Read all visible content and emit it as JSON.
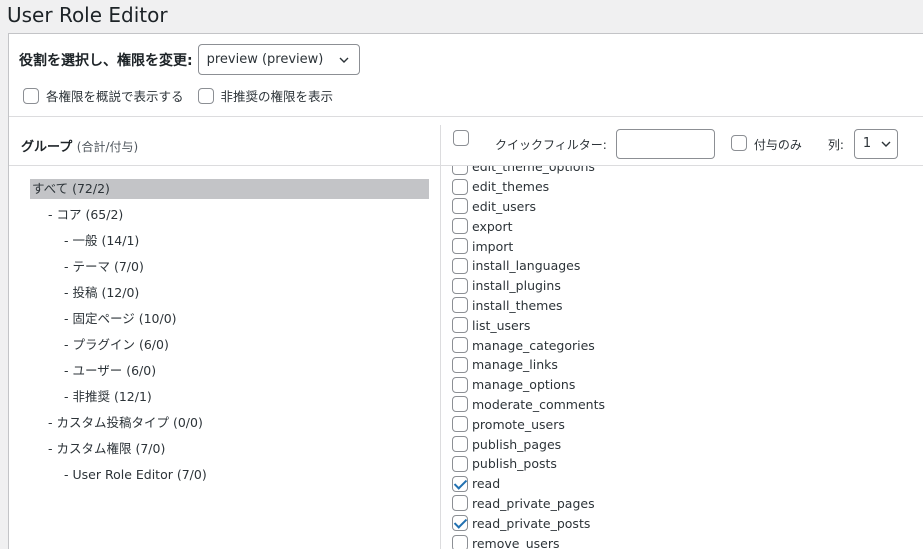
{
  "page": {
    "title": "User Role Editor"
  },
  "role": {
    "label": "役割を選択し、権限を変更:",
    "selected": "preview (preview)"
  },
  "options": {
    "show_human_readable": "各権限を概説で表示する",
    "show_deprecated": "非推奨の権限を表示"
  },
  "groups": {
    "heading": "グループ",
    "heading_sub": "(合計/付与)",
    "items": [
      {
        "label": "すべて (72/2)",
        "indent": 0,
        "selected": true
      },
      {
        "label": "- コア (65/2)",
        "indent": 1
      },
      {
        "label": "- 一般 (14/1)",
        "indent": 2
      },
      {
        "label": "- テーマ (7/0)",
        "indent": 2
      },
      {
        "label": "- 投稿 (12/0)",
        "indent": 2
      },
      {
        "label": "- 固定ページ (10/0)",
        "indent": 2
      },
      {
        "label": "- プラグイン (6/0)",
        "indent": 2
      },
      {
        "label": "- ユーザー (6/0)",
        "indent": 2
      },
      {
        "label": "- 非推奨 (12/1)",
        "indent": 2
      },
      {
        "label": "- カスタム投稿タイプ (0/0)",
        "indent": 1
      },
      {
        "label": "- カスタム権限 (7/0)",
        "indent": 1
      },
      {
        "label": "- User Role Editor (7/0)",
        "indent": 2
      }
    ]
  },
  "filter": {
    "quick_filter_label": "クイックフィルター:",
    "quick_filter_value": "",
    "granted_only_label": "付与のみ",
    "columns_label": "列:",
    "columns_value": "1"
  },
  "capabilities": [
    {
      "name": "edit_theme_options",
      "checked": false
    },
    {
      "name": "edit_themes",
      "checked": false
    },
    {
      "name": "edit_users",
      "checked": false
    },
    {
      "name": "export",
      "checked": false
    },
    {
      "name": "import",
      "checked": false
    },
    {
      "name": "install_languages",
      "checked": false
    },
    {
      "name": "install_plugins",
      "checked": false
    },
    {
      "name": "install_themes",
      "checked": false
    },
    {
      "name": "list_users",
      "checked": false
    },
    {
      "name": "manage_categories",
      "checked": false
    },
    {
      "name": "manage_links",
      "checked": false
    },
    {
      "name": "manage_options",
      "checked": false
    },
    {
      "name": "moderate_comments",
      "checked": false
    },
    {
      "name": "promote_users",
      "checked": false
    },
    {
      "name": "publish_pages",
      "checked": false
    },
    {
      "name": "publish_posts",
      "checked": false
    },
    {
      "name": "read",
      "checked": true
    },
    {
      "name": "read_private_pages",
      "checked": false
    },
    {
      "name": "read_private_posts",
      "checked": true
    },
    {
      "name": "remove_users",
      "checked": false
    }
  ],
  "colors": {
    "accent": "#2271b1",
    "selected_group_bg": "#c3c4c7"
  }
}
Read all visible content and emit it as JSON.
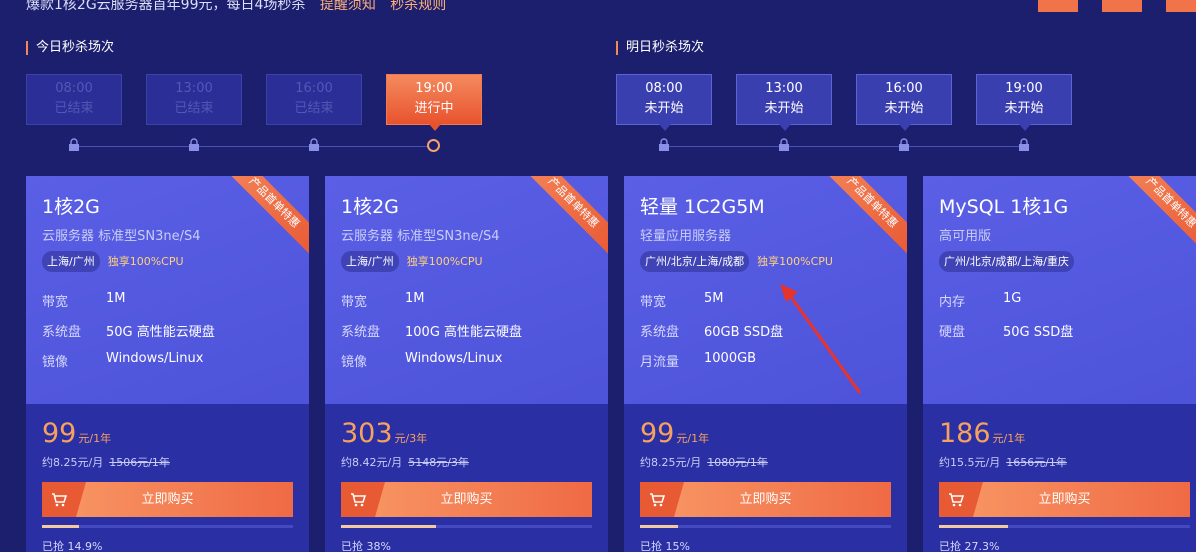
{
  "banner": {
    "text": "爆款1核2G云服务器首年99元，每日4场秒杀",
    "link1": "提醒须知",
    "link2": "秒杀规则"
  },
  "today": {
    "title": "今日秒杀场次",
    "slots": [
      {
        "time": "08:00",
        "status": "已结束"
      },
      {
        "time": "13:00",
        "status": "已结束"
      },
      {
        "time": "16:00",
        "status": "已结束"
      },
      {
        "time": "19:00",
        "status": "进行中"
      }
    ]
  },
  "tomorrow": {
    "title": "明日秒杀场次",
    "slots": [
      {
        "time": "08:00",
        "status": "未开始"
      },
      {
        "time": "13:00",
        "status": "未开始"
      },
      {
        "time": "16:00",
        "status": "未开始"
      },
      {
        "time": "19:00",
        "status": "未开始"
      }
    ]
  },
  "ribbon_text": "产品首单特惠",
  "buy_label": "立即购买",
  "cards": [
    {
      "title": "1核2G",
      "subtitle": "云服务器 标准型SN3ne/S4",
      "region": "上海/广州",
      "cpu": "独享100%CPU",
      "specs": [
        {
          "key": "带宽",
          "val": "1M"
        },
        {
          "key": "系统盘",
          "val": "50G 高性能云硬盘"
        },
        {
          "key": "镜像",
          "val": "Windows/Linux"
        }
      ],
      "price": "99",
      "unit": "元/1年",
      "monthly": "约8.25元/月",
      "original": "1506元/1年",
      "progress": 0.149,
      "sold": "已抢 14.9%"
    },
    {
      "title": "1核2G",
      "subtitle": "云服务器 标准型SN3ne/S4",
      "region": "上海/广州",
      "cpu": "独享100%CPU",
      "specs": [
        {
          "key": "带宽",
          "val": "1M"
        },
        {
          "key": "系统盘",
          "val": "100G 高性能云硬盘"
        },
        {
          "key": "镜像",
          "val": "Windows/Linux"
        }
      ],
      "price": "303",
      "unit": "元/3年",
      "monthly": "约8.42元/月",
      "original": "5148元/3年",
      "progress": 0.38,
      "sold": "已抢 38%"
    },
    {
      "title": "轻量 1C2G5M",
      "subtitle": "轻量应用服务器",
      "region": "广州/北京/上海/成都",
      "cpu": "独享100%CPU",
      "specs": [
        {
          "key": "带宽",
          "val": "5M"
        },
        {
          "key": "系统盘",
          "val": "60GB SSD盘"
        },
        {
          "key": "月流量",
          "val": "1000GB"
        }
      ],
      "price": "99",
      "unit": "元/1年",
      "monthly": "约8.25元/月",
      "original": "1080元/1年",
      "progress": 0.15,
      "sold": "已抢 15%"
    },
    {
      "title": "MySQL 1核1G",
      "subtitle": "高可用版",
      "region": "广州/北京/成都/上海/重庆",
      "cpu": "",
      "specs": [
        {
          "key": "内存",
          "val": "1G"
        },
        {
          "key": "硬盘",
          "val": "50G SSD盘"
        }
      ],
      "price": "186",
      "unit": "元/1年",
      "monthly": "约15.5元/月",
      "original": "1656元/1年",
      "progress": 0.273,
      "sold": "已抢 27.3%"
    }
  ]
}
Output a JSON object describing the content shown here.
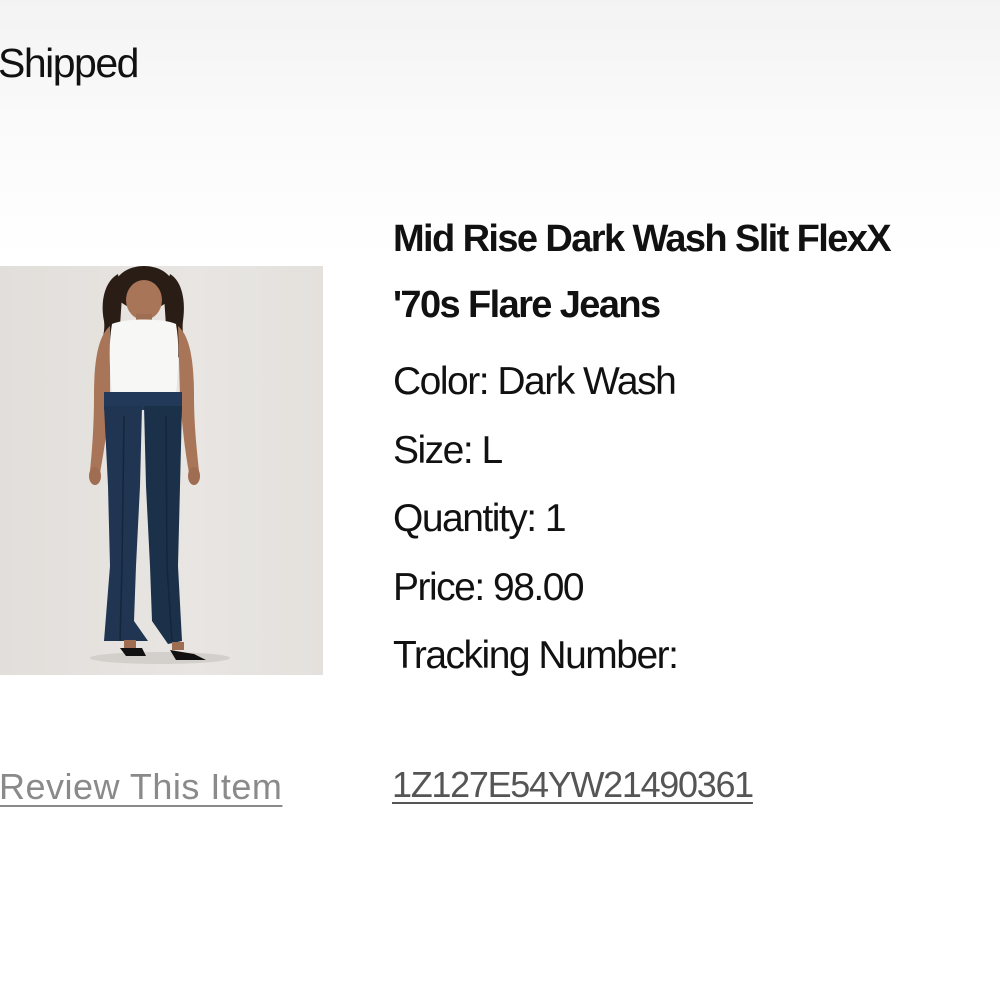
{
  "order": {
    "status": "Shipped"
  },
  "item": {
    "image_alt": "Model wearing dark wash flare jeans with white sleeveless top",
    "title_line1": "Mid Rise Dark Wash Slit FlexX",
    "title_line2": "'70s Flare Jeans",
    "color": "Color: Dark Wash",
    "size": "Size: L",
    "quantity": "Quantity: 1",
    "price": "Price: 98.00",
    "tracking_label": "Tracking Number:",
    "tracking_number": "1Z127E54YW21490361",
    "review_label": "Review This Item"
  },
  "colors": {
    "text": "#111111",
    "review_link": "#8a8a8a",
    "tracking_link": "#555555",
    "denim": "#1f3551",
    "image_bg": "#e5e2de"
  }
}
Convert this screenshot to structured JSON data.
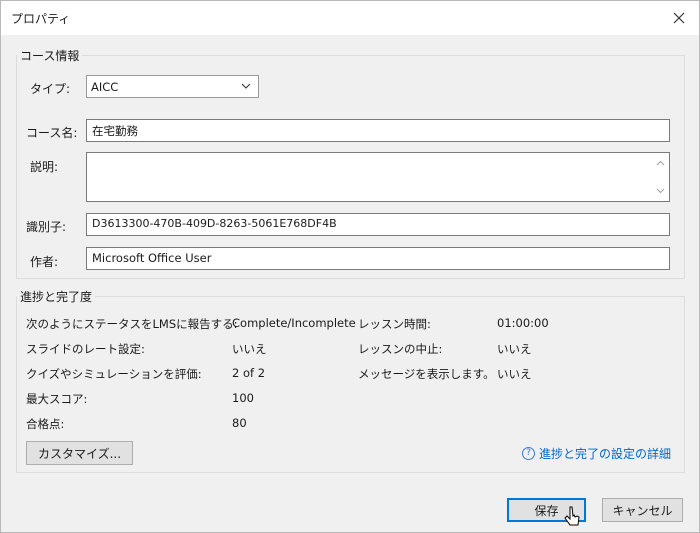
{
  "dialog": {
    "title": "プロパティ"
  },
  "course_info": {
    "legend": "コース情報",
    "type_label": "タイプ:",
    "type_value": "AICC",
    "name_label": "コース名:",
    "name_value": "在宅勤務",
    "desc_label": "説明:",
    "desc_value": "",
    "id_label": "識別子:",
    "id_value": "D3613300-470B-409D-8263-5061E768DF4B",
    "author_label": "作者:",
    "author_value": "Microsoft Office User"
  },
  "progress": {
    "legend": "進捗と完了度",
    "rows_left": [
      {
        "label": "次のようにステータスをLMSに報告する:",
        "value": "Complete/Incomplete"
      },
      {
        "label": "スライドのレート設定:",
        "value": "いいえ"
      },
      {
        "label": "クイズやシミュレーションを評価:",
        "value": "2 of 2"
      },
      {
        "label": "最大スコア:",
        "value": "100"
      },
      {
        "label": "合格点:",
        "value": "80"
      }
    ],
    "rows_right": [
      {
        "label": "レッスン時間:",
        "value": "01:00:00"
      },
      {
        "label": "レッスンの中止:",
        "value": "いいえ"
      },
      {
        "label": "メッセージを表示します。",
        "value": "いいえ"
      }
    ],
    "customize_label": "カスタマイズ...",
    "help_link": "進捗と完了の設定の詳細",
    "help_icon_glyph": "?"
  },
  "footer": {
    "save_label": "保存",
    "cancel_label": "キャンセル"
  },
  "icons": {
    "close": "close-icon",
    "chevron": "chevron-down-icon",
    "cursor": "mouse-pointer-icon"
  }
}
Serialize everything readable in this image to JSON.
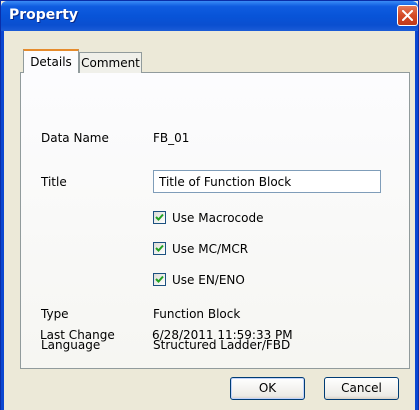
{
  "window": {
    "title": "Property",
    "close_icon": "close-icon"
  },
  "tabs": [
    {
      "label": "Details",
      "active": true
    },
    {
      "label": "Comment",
      "active": false
    }
  ],
  "details": {
    "data_name_label": "Data Name",
    "data_name_value": "FB_01",
    "title_label": "Title",
    "title_value": "Title of Function Block",
    "checkboxes": [
      {
        "label": "Use Macrocode",
        "checked": true
      },
      {
        "label": "Use MC/MCR",
        "checked": true
      },
      {
        "label": "Use EN/ENO",
        "checked": true
      }
    ],
    "type_label": "Type",
    "type_value": "Function Block",
    "language_label": "Language",
    "language_value": "Structured Ladder/FBD",
    "last_change_label": "Last Change",
    "last_change_value": "6/28/2011 11:59:33 PM"
  },
  "buttons": {
    "ok": "OK",
    "cancel": "Cancel"
  },
  "colors": {
    "titlebar": "#0854d8",
    "close_button": "#d44a25",
    "dialog_background": "#ece9d8",
    "active_tab_accent": "#e68b2c"
  }
}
········
● **Work to do**
Keep only the lines that hold the string "sold", and copy them out.

● **Expected output**
      "sold": "已抢 14.9%"
      "sold": "已抢 38%"
      "sold": "已抢 15%"
      "sold": "已抢 27.3%"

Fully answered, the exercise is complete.